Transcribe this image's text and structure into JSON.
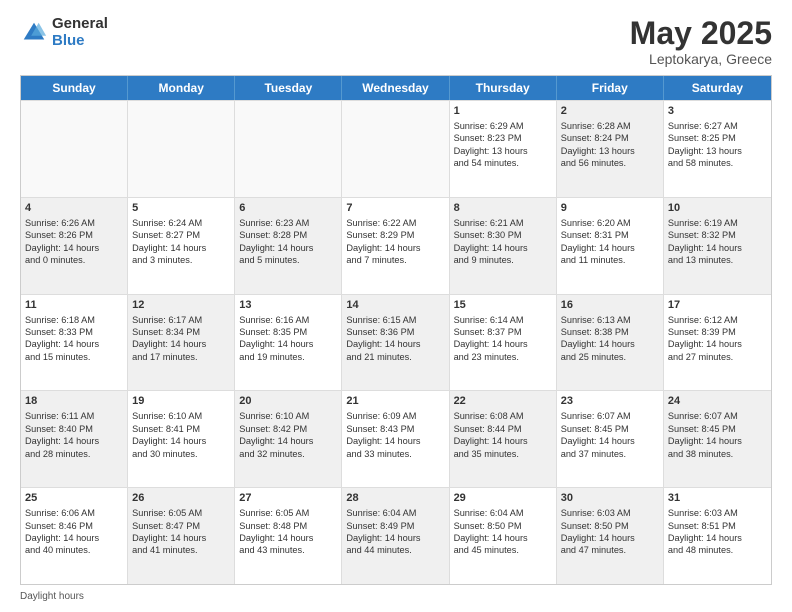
{
  "header": {
    "logo_general": "General",
    "logo_blue": "Blue",
    "title": "May 2025",
    "subtitle": "Leptokarya, Greece"
  },
  "weekdays": [
    "Sunday",
    "Monday",
    "Tuesday",
    "Wednesday",
    "Thursday",
    "Friday",
    "Saturday"
  ],
  "footer": "Daylight hours",
  "rows": [
    [
      {
        "day": "",
        "info": "",
        "shaded": false,
        "empty": true
      },
      {
        "day": "",
        "info": "",
        "shaded": false,
        "empty": true
      },
      {
        "day": "",
        "info": "",
        "shaded": false,
        "empty": true
      },
      {
        "day": "",
        "info": "",
        "shaded": false,
        "empty": true
      },
      {
        "day": "1",
        "info": "Sunrise: 6:29 AM\nSunset: 8:23 PM\nDaylight: 13 hours\nand 54 minutes.",
        "shaded": false,
        "empty": false
      },
      {
        "day": "2",
        "info": "Sunrise: 6:28 AM\nSunset: 8:24 PM\nDaylight: 13 hours\nand 56 minutes.",
        "shaded": true,
        "empty": false
      },
      {
        "day": "3",
        "info": "Sunrise: 6:27 AM\nSunset: 8:25 PM\nDaylight: 13 hours\nand 58 minutes.",
        "shaded": false,
        "empty": false
      }
    ],
    [
      {
        "day": "4",
        "info": "Sunrise: 6:26 AM\nSunset: 8:26 PM\nDaylight: 14 hours\nand 0 minutes.",
        "shaded": true,
        "empty": false
      },
      {
        "day": "5",
        "info": "Sunrise: 6:24 AM\nSunset: 8:27 PM\nDaylight: 14 hours\nand 3 minutes.",
        "shaded": false,
        "empty": false
      },
      {
        "day": "6",
        "info": "Sunrise: 6:23 AM\nSunset: 8:28 PM\nDaylight: 14 hours\nand 5 minutes.",
        "shaded": true,
        "empty": false
      },
      {
        "day": "7",
        "info": "Sunrise: 6:22 AM\nSunset: 8:29 PM\nDaylight: 14 hours\nand 7 minutes.",
        "shaded": false,
        "empty": false
      },
      {
        "day": "8",
        "info": "Sunrise: 6:21 AM\nSunset: 8:30 PM\nDaylight: 14 hours\nand 9 minutes.",
        "shaded": true,
        "empty": false
      },
      {
        "day": "9",
        "info": "Sunrise: 6:20 AM\nSunset: 8:31 PM\nDaylight: 14 hours\nand 11 minutes.",
        "shaded": false,
        "empty": false
      },
      {
        "day": "10",
        "info": "Sunrise: 6:19 AM\nSunset: 8:32 PM\nDaylight: 14 hours\nand 13 minutes.",
        "shaded": true,
        "empty": false
      }
    ],
    [
      {
        "day": "11",
        "info": "Sunrise: 6:18 AM\nSunset: 8:33 PM\nDaylight: 14 hours\nand 15 minutes.",
        "shaded": false,
        "empty": false
      },
      {
        "day": "12",
        "info": "Sunrise: 6:17 AM\nSunset: 8:34 PM\nDaylight: 14 hours\nand 17 minutes.",
        "shaded": true,
        "empty": false
      },
      {
        "day": "13",
        "info": "Sunrise: 6:16 AM\nSunset: 8:35 PM\nDaylight: 14 hours\nand 19 minutes.",
        "shaded": false,
        "empty": false
      },
      {
        "day": "14",
        "info": "Sunrise: 6:15 AM\nSunset: 8:36 PM\nDaylight: 14 hours\nand 21 minutes.",
        "shaded": true,
        "empty": false
      },
      {
        "day": "15",
        "info": "Sunrise: 6:14 AM\nSunset: 8:37 PM\nDaylight: 14 hours\nand 23 minutes.",
        "shaded": false,
        "empty": false
      },
      {
        "day": "16",
        "info": "Sunrise: 6:13 AM\nSunset: 8:38 PM\nDaylight: 14 hours\nand 25 minutes.",
        "shaded": true,
        "empty": false
      },
      {
        "day": "17",
        "info": "Sunrise: 6:12 AM\nSunset: 8:39 PM\nDaylight: 14 hours\nand 27 minutes.",
        "shaded": false,
        "empty": false
      }
    ],
    [
      {
        "day": "18",
        "info": "Sunrise: 6:11 AM\nSunset: 8:40 PM\nDaylight: 14 hours\nand 28 minutes.",
        "shaded": true,
        "empty": false
      },
      {
        "day": "19",
        "info": "Sunrise: 6:10 AM\nSunset: 8:41 PM\nDaylight: 14 hours\nand 30 minutes.",
        "shaded": false,
        "empty": false
      },
      {
        "day": "20",
        "info": "Sunrise: 6:10 AM\nSunset: 8:42 PM\nDaylight: 14 hours\nand 32 minutes.",
        "shaded": true,
        "empty": false
      },
      {
        "day": "21",
        "info": "Sunrise: 6:09 AM\nSunset: 8:43 PM\nDaylight: 14 hours\nand 33 minutes.",
        "shaded": false,
        "empty": false
      },
      {
        "day": "22",
        "info": "Sunrise: 6:08 AM\nSunset: 8:44 PM\nDaylight: 14 hours\nand 35 minutes.",
        "shaded": true,
        "empty": false
      },
      {
        "day": "23",
        "info": "Sunrise: 6:07 AM\nSunset: 8:45 PM\nDaylight: 14 hours\nand 37 minutes.",
        "shaded": false,
        "empty": false
      },
      {
        "day": "24",
        "info": "Sunrise: 6:07 AM\nSunset: 8:45 PM\nDaylight: 14 hours\nand 38 minutes.",
        "shaded": true,
        "empty": false
      }
    ],
    [
      {
        "day": "25",
        "info": "Sunrise: 6:06 AM\nSunset: 8:46 PM\nDaylight: 14 hours\nand 40 minutes.",
        "shaded": false,
        "empty": false
      },
      {
        "day": "26",
        "info": "Sunrise: 6:05 AM\nSunset: 8:47 PM\nDaylight: 14 hours\nand 41 minutes.",
        "shaded": true,
        "empty": false
      },
      {
        "day": "27",
        "info": "Sunrise: 6:05 AM\nSunset: 8:48 PM\nDaylight: 14 hours\nand 43 minutes.",
        "shaded": false,
        "empty": false
      },
      {
        "day": "28",
        "info": "Sunrise: 6:04 AM\nSunset: 8:49 PM\nDaylight: 14 hours\nand 44 minutes.",
        "shaded": true,
        "empty": false
      },
      {
        "day": "29",
        "info": "Sunrise: 6:04 AM\nSunset: 8:50 PM\nDaylight: 14 hours\nand 45 minutes.",
        "shaded": false,
        "empty": false
      },
      {
        "day": "30",
        "info": "Sunrise: 6:03 AM\nSunset: 8:50 PM\nDaylight: 14 hours\nand 47 minutes.",
        "shaded": true,
        "empty": false
      },
      {
        "day": "31",
        "info": "Sunrise: 6:03 AM\nSunset: 8:51 PM\nDaylight: 14 hours\nand 48 minutes.",
        "shaded": false,
        "empty": false
      }
    ]
  ]
}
⁂
[AIM]
Drop the pictures and reproduce the rest of the entries above exactly.

[RESPONSE TO THE EXERCISE]
Transcribe this image's text and structure into JSON.
{
  "header": {
    "logo_general": "General",
    "logo_blue": "Blue",
    "title": "May 2025",
    "subtitle": "Leptokarya, Greece"
  },
  "weekdays": [
    "Sunday",
    "Monday",
    "Tuesday",
    "Wednesday",
    "Thursday",
    "Friday",
    "Saturday"
  ],
  "footer": "Daylight hours",
  "rows": [
    [
      {
        "day": "",
        "info": "",
        "shaded": false,
        "empty": true
      },
      {
        "day": "",
        "info": "",
        "shaded": false,
        "empty": true
      },
      {
        "day": "",
        "info": "",
        "shaded": false,
        "empty": true
      },
      {
        "day": "",
        "info": "",
        "shaded": false,
        "empty": true
      },
      {
        "day": "1",
        "info": "Sunrise: 6:29 AM\nSunset: 8:23 PM\nDaylight: 13 hours\nand 54 minutes.",
        "shaded": false,
        "empty": false
      },
      {
        "day": "2",
        "info": "Sunrise: 6:28 AM\nSunset: 8:24 PM\nDaylight: 13 hours\nand 56 minutes.",
        "shaded": true,
        "empty": false
      },
      {
        "day": "3",
        "info": "Sunrise: 6:27 AM\nSunset: 8:25 PM\nDaylight: 13 hours\nand 58 minutes.",
        "shaded": false,
        "empty": false
      }
    ],
    [
      {
        "day": "4",
        "info": "Sunrise: 6:26 AM\nSunset: 8:26 PM\nDaylight: 14 hours\nand 0 minutes.",
        "shaded": true,
        "empty": false
      },
      {
        "day": "5",
        "info": "Sunrise: 6:24 AM\nSunset: 8:27 PM\nDaylight: 14 hours\nand 3 minutes.",
        "shaded": false,
        "empty": false
      },
      {
        "day": "6",
        "info": "Sunrise: 6:23 AM\nSunset: 8:28 PM\nDaylight: 14 hours\nand 5 minutes.",
        "shaded": true,
        "empty": false
      },
      {
        "day": "7",
        "info": "Sunrise: 6:22 AM\nSunset: 8:29 PM\nDaylight: 14 hours\nand 7 minutes.",
        "shaded": false,
        "empty": false
      },
      {
        "day": "8",
        "info": "Sunrise: 6:21 AM\nSunset: 8:30 PM\nDaylight: 14 hours\nand 9 minutes.",
        "shaded": true,
        "empty": false
      },
      {
        "day": "9",
        "info": "Sunrise: 6:20 AM\nSunset: 8:31 PM\nDaylight: 14 hours\nand 11 minutes.",
        "shaded": false,
        "empty": false
      },
      {
        "day": "10",
        "info": "Sunrise: 6:19 AM\nSunset: 8:32 PM\nDaylight: 14 hours\nand 13 minutes.",
        "shaded": true,
        "empty": false
      }
    ],
    [
      {
        "day": "11",
        "info": "Sunrise: 6:18 AM\nSunset: 8:33 PM\nDaylight: 14 hours\nand 15 minutes.",
        "shaded": false,
        "empty": false
      },
      {
        "day": "12",
        "info": "Sunrise: 6:17 AM\nSunset: 8:34 PM\nDaylight: 14 hours\nand 17 minutes.",
        "shaded": true,
        "empty": false
      },
      {
        "day": "13",
        "info": "Sunrise: 6:16 AM\nSunset: 8:35 PM\nDaylight: 14 hours\nand 19 minutes.",
        "shaded": false,
        "empty": false
      },
      {
        "day": "14",
        "info": "Sunrise: 6:15 AM\nSunset: 8:36 PM\nDaylight: 14 hours\nand 21 minutes.",
        "shaded": true,
        "empty": false
      },
      {
        "day": "15",
        "info": "Sunrise: 6:14 AM\nSunset: 8:37 PM\nDaylight: 14 hours\nand 23 minutes.",
        "shaded": false,
        "empty": false
      },
      {
        "day": "16",
        "info": "Sunrise: 6:13 AM\nSunset: 8:38 PM\nDaylight: 14 hours\nand 25 minutes.",
        "shaded": true,
        "empty": false
      },
      {
        "day": "17",
        "info": "Sunrise: 6:12 AM\nSunset: 8:39 PM\nDaylight: 14 hours\nand 27 minutes.",
        "shaded": false,
        "empty": false
      }
    ],
    [
      {
        "day": "18",
        "info": "Sunrise: 6:11 AM\nSunset: 8:40 PM\nDaylight: 14 hours\nand 28 minutes.",
        "shaded": true,
        "empty": false
      },
      {
        "day": "19",
        "info": "Sunrise: 6:10 AM\nSunset: 8:41 PM\nDaylight: 14 hours\nand 30 minutes.",
        "shaded": false,
        "empty": false
      },
      {
        "day": "20",
        "info": "Sunrise: 6:10 AM\nSunset: 8:42 PM\nDaylight: 14 hours\nand 32 minutes.",
        "shaded": true,
        "empty": false
      },
      {
        "day": "21",
        "info": "Sunrise: 6:09 AM\nSunset: 8:43 PM\nDaylight: 14 hours\nand 33 minutes.",
        "shaded": false,
        "empty": false
      },
      {
        "day": "22",
        "info": "Sunrise: 6:08 AM\nSunset: 8:44 PM\nDaylight: 14 hours\nand 35 minutes.",
        "shaded": true,
        "empty": false
      },
      {
        "day": "23",
        "info": "Sunrise: 6:07 AM\nSunset: 8:45 PM\nDaylight: 14 hours\nand 37 minutes.",
        "shaded": false,
        "empty": false
      },
      {
        "day": "24",
        "info": "Sunrise: 6:07 AM\nSunset: 8:45 PM\nDaylight: 14 hours\nand 38 minutes.",
        "shaded": true,
        "empty": false
      }
    ],
    [
      {
        "day": "25",
        "info": "Sunrise: 6:06 AM\nSunset: 8:46 PM\nDaylight: 14 hours\nand 40 minutes.",
        "shaded": false,
        "empty": false
      },
      {
        "day": "26",
        "info": "Sunrise: 6:05 AM\nSunset: 8:47 PM\nDaylight: 14 hours\nand 41 minutes.",
        "shaded": true,
        "empty": false
      },
      {
        "day": "27",
        "info": "Sunrise: 6:05 AM\nSunset: 8:48 PM\nDaylight: 14 hours\nand 43 minutes.",
        "shaded": false,
        "empty": false
      },
      {
        "day": "28",
        "info": "Sunrise: 6:04 AM\nSunset: 8:49 PM\nDaylight: 14 hours\nand 44 minutes.",
        "shaded": true,
        "empty": false
      },
      {
        "day": "29",
        "info": "Sunrise: 6:04 AM\nSunset: 8:50 PM\nDaylight: 14 hours\nand 45 minutes.",
        "shaded": false,
        "empty": false
      },
      {
        "day": "30",
        "info": "Sunrise: 6:03 AM\nSunset: 8:50 PM\nDaylight: 14 hours\nand 47 minutes.",
        "shaded": true,
        "empty": false
      },
      {
        "day": "31",
        "info": "Sunrise: 6:03 AM\nSunset: 8:51 PM\nDaylight: 14 hours\nand 48 minutes.",
        "shaded": false,
        "empty": false
      }
    ]
  ]
}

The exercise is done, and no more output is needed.